Input material =>

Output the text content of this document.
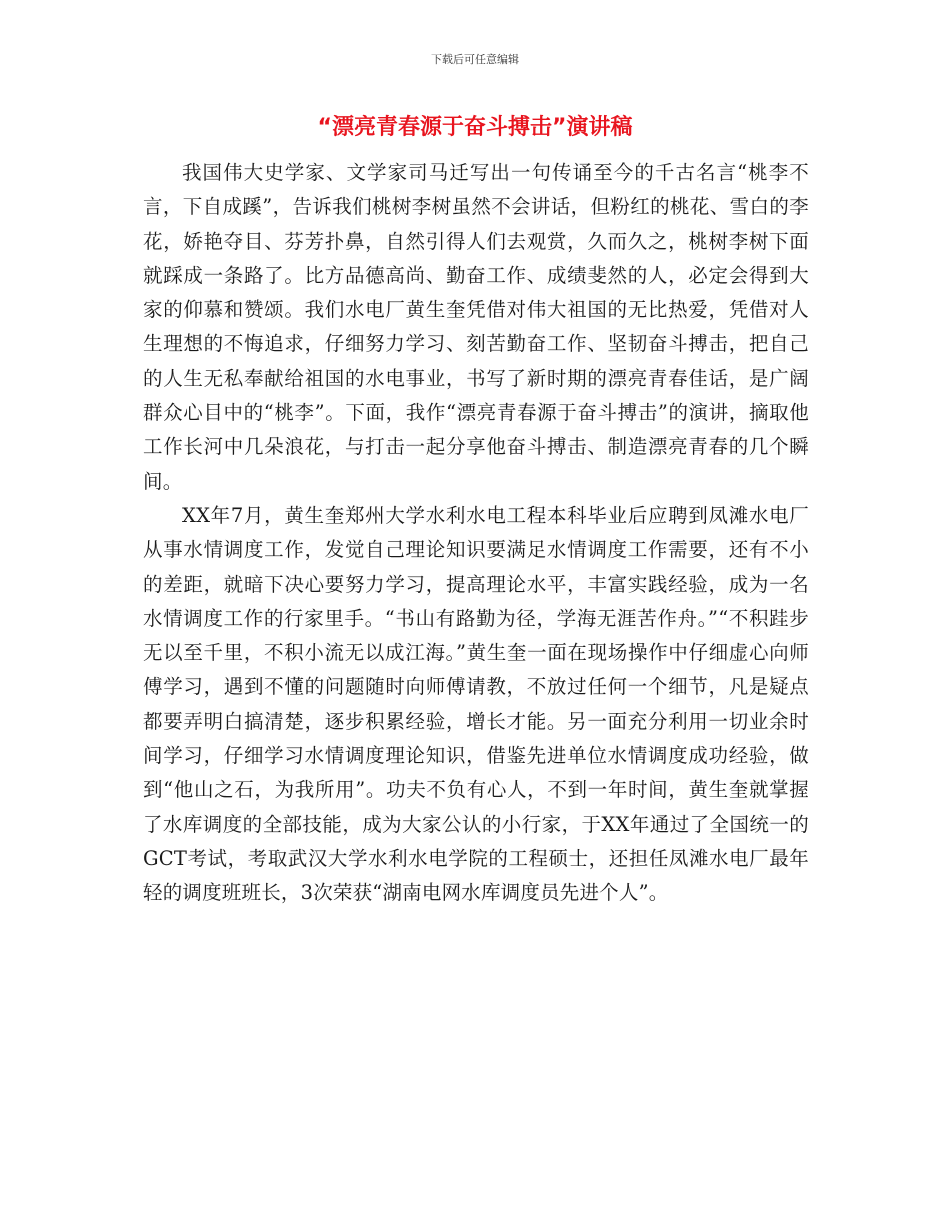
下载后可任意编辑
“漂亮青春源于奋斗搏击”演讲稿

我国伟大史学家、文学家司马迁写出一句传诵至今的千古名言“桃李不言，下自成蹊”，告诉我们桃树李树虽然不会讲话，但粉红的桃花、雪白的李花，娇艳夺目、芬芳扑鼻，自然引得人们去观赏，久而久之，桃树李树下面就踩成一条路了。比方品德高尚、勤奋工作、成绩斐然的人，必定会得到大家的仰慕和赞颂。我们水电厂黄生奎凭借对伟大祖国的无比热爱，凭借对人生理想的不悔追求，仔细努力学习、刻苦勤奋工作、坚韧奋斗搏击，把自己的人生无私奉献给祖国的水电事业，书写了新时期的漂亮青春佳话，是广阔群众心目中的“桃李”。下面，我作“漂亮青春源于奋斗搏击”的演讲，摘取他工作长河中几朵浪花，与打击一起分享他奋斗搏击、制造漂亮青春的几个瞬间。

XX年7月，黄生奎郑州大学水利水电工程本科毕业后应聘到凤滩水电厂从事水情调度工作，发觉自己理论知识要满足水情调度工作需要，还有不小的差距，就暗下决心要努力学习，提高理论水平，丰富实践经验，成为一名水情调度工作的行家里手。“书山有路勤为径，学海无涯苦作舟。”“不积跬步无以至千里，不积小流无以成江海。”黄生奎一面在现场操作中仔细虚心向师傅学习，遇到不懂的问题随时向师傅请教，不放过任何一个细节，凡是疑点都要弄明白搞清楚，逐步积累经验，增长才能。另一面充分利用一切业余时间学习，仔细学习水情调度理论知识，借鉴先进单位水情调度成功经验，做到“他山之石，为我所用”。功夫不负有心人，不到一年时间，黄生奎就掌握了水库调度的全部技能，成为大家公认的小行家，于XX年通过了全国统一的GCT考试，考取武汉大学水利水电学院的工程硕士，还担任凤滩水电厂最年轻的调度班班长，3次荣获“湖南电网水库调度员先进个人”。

--

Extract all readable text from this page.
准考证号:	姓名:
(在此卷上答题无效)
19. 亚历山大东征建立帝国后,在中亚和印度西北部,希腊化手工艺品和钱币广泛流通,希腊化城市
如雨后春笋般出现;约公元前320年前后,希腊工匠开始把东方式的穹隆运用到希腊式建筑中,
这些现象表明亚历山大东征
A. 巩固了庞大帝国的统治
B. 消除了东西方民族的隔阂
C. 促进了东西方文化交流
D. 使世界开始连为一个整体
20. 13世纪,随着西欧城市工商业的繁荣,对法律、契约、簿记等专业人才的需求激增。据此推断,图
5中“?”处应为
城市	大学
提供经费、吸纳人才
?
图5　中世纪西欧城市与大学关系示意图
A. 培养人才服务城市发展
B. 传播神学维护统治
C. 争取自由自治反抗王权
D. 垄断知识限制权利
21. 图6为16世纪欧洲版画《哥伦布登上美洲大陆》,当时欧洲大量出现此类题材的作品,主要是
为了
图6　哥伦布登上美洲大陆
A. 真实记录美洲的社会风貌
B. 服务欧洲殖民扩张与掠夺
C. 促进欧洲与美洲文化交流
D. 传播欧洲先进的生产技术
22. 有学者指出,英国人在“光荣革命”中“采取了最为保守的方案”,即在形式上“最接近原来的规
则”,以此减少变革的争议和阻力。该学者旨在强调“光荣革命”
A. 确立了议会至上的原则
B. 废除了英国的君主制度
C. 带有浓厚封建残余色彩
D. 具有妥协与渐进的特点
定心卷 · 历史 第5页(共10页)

Problem details => In the records above, find the lines containing "text" and copy them.

Answer below =>
Output the text content of this document.
Extract all readable text from this page.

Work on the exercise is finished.